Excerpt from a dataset
+++

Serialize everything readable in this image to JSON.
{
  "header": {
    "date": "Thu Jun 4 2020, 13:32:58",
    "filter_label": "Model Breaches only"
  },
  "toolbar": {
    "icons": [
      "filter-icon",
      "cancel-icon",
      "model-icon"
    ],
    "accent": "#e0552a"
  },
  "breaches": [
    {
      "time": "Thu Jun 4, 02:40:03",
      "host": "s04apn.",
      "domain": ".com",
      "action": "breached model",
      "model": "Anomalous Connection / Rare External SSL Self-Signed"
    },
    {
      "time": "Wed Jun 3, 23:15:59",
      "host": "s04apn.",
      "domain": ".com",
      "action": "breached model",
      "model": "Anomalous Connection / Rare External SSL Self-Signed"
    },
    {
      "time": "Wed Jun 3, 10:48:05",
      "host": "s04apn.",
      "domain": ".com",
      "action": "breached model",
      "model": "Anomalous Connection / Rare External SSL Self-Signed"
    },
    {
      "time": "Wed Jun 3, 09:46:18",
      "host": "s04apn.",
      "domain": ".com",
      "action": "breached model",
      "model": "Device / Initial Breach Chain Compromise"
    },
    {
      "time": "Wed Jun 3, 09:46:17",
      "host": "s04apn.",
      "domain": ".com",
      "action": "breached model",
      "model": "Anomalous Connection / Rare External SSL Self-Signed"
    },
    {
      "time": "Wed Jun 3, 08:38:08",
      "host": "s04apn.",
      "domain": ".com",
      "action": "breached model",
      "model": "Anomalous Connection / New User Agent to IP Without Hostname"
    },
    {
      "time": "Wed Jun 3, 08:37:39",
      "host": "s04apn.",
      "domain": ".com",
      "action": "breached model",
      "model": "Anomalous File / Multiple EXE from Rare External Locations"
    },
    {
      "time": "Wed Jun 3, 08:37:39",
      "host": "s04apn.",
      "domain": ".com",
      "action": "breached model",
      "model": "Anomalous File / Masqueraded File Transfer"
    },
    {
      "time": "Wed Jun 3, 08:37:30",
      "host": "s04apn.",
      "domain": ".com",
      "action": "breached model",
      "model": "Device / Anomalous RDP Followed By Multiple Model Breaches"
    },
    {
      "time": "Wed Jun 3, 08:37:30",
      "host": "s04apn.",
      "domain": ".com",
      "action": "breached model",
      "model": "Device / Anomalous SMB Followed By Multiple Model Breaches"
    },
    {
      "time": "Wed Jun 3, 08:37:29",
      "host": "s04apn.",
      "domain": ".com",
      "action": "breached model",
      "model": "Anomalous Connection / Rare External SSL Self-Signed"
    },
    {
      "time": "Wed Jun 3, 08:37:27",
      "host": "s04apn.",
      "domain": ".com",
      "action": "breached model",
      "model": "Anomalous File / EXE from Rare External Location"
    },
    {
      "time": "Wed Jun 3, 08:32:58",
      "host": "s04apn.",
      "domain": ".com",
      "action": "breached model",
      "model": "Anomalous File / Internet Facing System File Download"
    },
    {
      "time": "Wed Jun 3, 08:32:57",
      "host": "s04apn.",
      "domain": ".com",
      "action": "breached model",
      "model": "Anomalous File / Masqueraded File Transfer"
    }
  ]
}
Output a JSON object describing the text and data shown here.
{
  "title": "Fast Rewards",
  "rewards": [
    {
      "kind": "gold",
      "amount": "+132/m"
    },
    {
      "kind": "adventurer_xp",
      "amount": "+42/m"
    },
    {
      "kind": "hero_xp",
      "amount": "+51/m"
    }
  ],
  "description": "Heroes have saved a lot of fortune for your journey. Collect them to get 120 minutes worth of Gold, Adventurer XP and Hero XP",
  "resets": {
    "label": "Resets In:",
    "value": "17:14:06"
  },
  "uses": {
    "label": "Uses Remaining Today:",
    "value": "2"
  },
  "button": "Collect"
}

+++

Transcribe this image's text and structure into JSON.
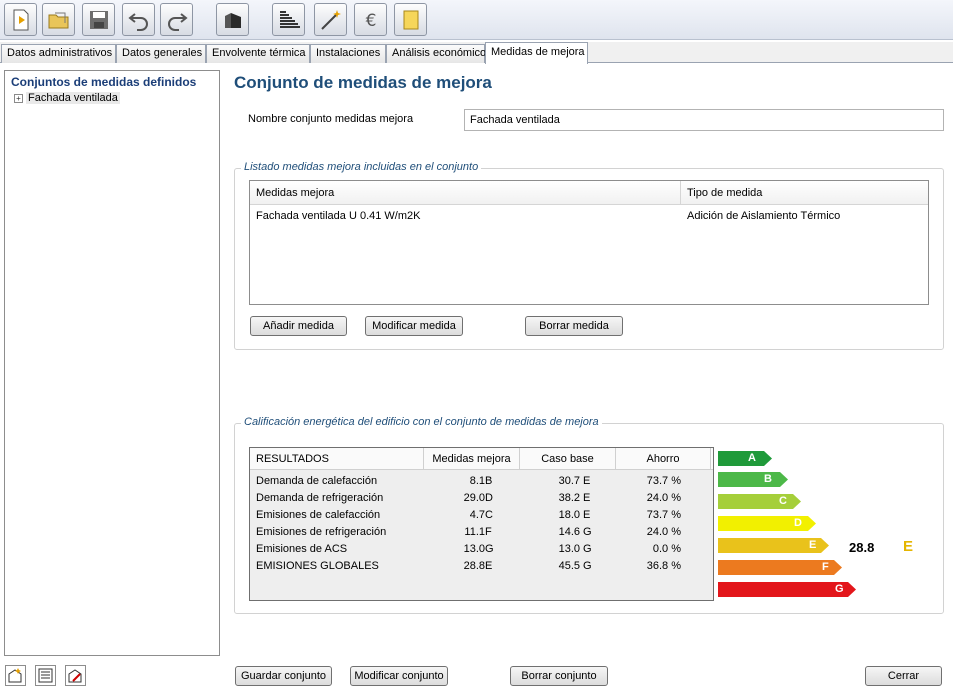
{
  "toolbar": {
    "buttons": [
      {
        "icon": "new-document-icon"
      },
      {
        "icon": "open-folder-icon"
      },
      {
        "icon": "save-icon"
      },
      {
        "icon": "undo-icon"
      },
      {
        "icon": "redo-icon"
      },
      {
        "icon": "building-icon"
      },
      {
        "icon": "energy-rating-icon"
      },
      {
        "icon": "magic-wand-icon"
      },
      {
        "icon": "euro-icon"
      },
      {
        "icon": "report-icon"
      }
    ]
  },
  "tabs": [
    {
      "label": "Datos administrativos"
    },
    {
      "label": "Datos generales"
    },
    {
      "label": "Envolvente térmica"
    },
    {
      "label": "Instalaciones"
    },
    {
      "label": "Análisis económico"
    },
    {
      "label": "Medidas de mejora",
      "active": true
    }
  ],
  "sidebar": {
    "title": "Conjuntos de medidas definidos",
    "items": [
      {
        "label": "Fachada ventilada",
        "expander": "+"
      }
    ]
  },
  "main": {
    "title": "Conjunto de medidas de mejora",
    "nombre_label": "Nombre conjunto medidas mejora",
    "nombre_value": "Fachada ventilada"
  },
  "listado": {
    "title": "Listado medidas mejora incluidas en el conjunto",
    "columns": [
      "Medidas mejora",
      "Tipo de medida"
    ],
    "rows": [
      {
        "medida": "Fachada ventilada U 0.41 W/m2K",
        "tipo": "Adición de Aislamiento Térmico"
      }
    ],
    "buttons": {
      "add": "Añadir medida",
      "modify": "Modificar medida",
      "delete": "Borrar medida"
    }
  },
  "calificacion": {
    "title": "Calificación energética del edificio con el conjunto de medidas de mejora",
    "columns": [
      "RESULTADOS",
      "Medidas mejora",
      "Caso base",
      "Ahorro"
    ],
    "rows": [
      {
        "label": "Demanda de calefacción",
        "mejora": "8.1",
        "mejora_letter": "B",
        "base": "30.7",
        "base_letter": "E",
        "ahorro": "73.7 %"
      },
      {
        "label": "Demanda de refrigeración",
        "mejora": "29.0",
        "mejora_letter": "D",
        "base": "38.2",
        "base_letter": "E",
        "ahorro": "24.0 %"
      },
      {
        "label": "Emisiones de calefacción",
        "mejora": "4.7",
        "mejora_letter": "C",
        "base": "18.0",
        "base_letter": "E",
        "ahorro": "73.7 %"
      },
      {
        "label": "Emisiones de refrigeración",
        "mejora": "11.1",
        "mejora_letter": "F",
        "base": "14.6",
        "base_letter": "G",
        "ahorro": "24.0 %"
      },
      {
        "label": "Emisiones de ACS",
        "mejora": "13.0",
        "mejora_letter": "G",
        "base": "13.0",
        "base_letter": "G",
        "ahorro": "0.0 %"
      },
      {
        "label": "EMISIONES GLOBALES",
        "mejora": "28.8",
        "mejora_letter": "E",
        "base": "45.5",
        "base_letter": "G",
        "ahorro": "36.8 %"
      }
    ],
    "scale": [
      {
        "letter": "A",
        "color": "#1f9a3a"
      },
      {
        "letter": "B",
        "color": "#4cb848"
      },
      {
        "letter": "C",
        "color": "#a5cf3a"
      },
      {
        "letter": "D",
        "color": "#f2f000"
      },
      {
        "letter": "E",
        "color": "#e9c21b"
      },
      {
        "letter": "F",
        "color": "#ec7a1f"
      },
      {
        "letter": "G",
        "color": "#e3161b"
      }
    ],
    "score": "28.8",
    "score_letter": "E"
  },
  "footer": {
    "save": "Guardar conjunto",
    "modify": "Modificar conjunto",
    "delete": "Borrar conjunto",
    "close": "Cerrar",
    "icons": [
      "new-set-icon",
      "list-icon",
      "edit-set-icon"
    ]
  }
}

+++

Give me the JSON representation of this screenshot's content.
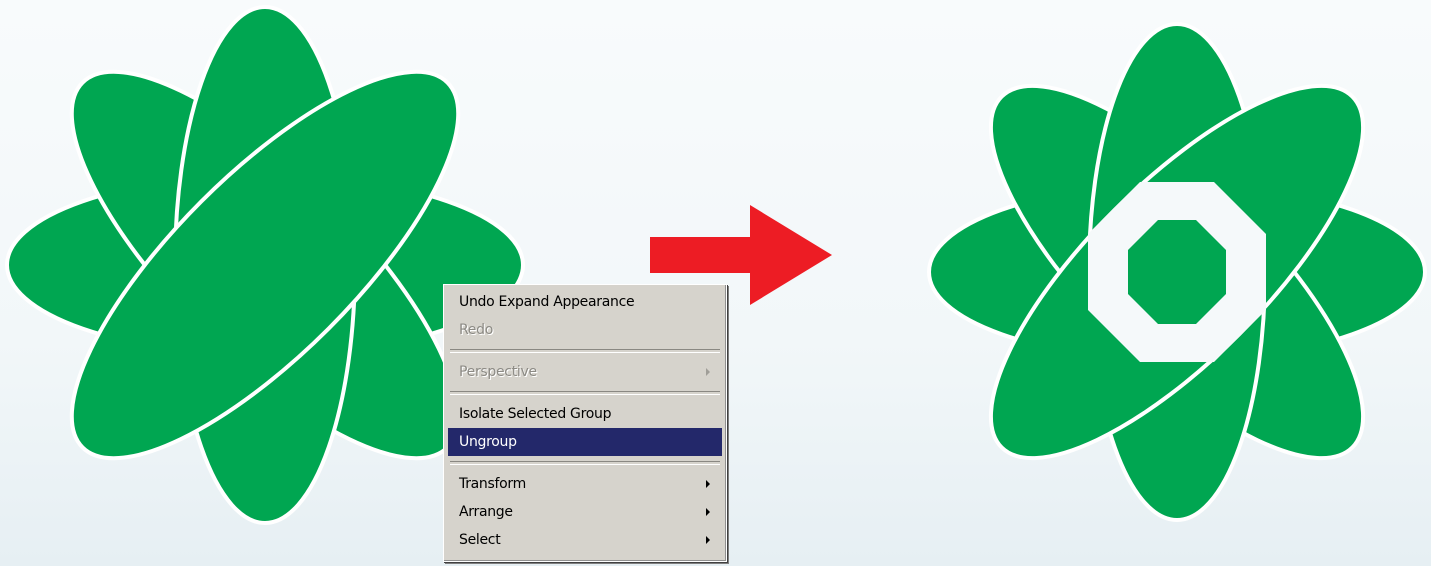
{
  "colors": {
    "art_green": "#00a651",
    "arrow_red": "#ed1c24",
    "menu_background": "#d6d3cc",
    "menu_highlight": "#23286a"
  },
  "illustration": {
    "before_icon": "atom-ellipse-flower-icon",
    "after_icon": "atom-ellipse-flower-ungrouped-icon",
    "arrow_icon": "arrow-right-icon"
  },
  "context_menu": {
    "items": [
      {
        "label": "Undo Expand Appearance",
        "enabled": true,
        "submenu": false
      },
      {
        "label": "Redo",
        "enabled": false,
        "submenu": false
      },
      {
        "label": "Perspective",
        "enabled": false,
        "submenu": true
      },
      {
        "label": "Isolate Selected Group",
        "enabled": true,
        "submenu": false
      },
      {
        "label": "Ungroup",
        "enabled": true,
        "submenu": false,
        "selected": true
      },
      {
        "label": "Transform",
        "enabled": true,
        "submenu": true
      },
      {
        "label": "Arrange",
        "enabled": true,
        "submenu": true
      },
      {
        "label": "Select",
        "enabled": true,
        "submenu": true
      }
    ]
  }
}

+++

_WRITTEN TASK_
Identify the lines of the entries containing the string "Collect". Copy each such line.

_SOLUTION TO THIS PROBLEM_
  "description": "Heroes have saved a lot of fortune for your journey. Collect them to get 120 minutes worth of Gold, Adventurer XP and Hero XP",
  "button": "Collect"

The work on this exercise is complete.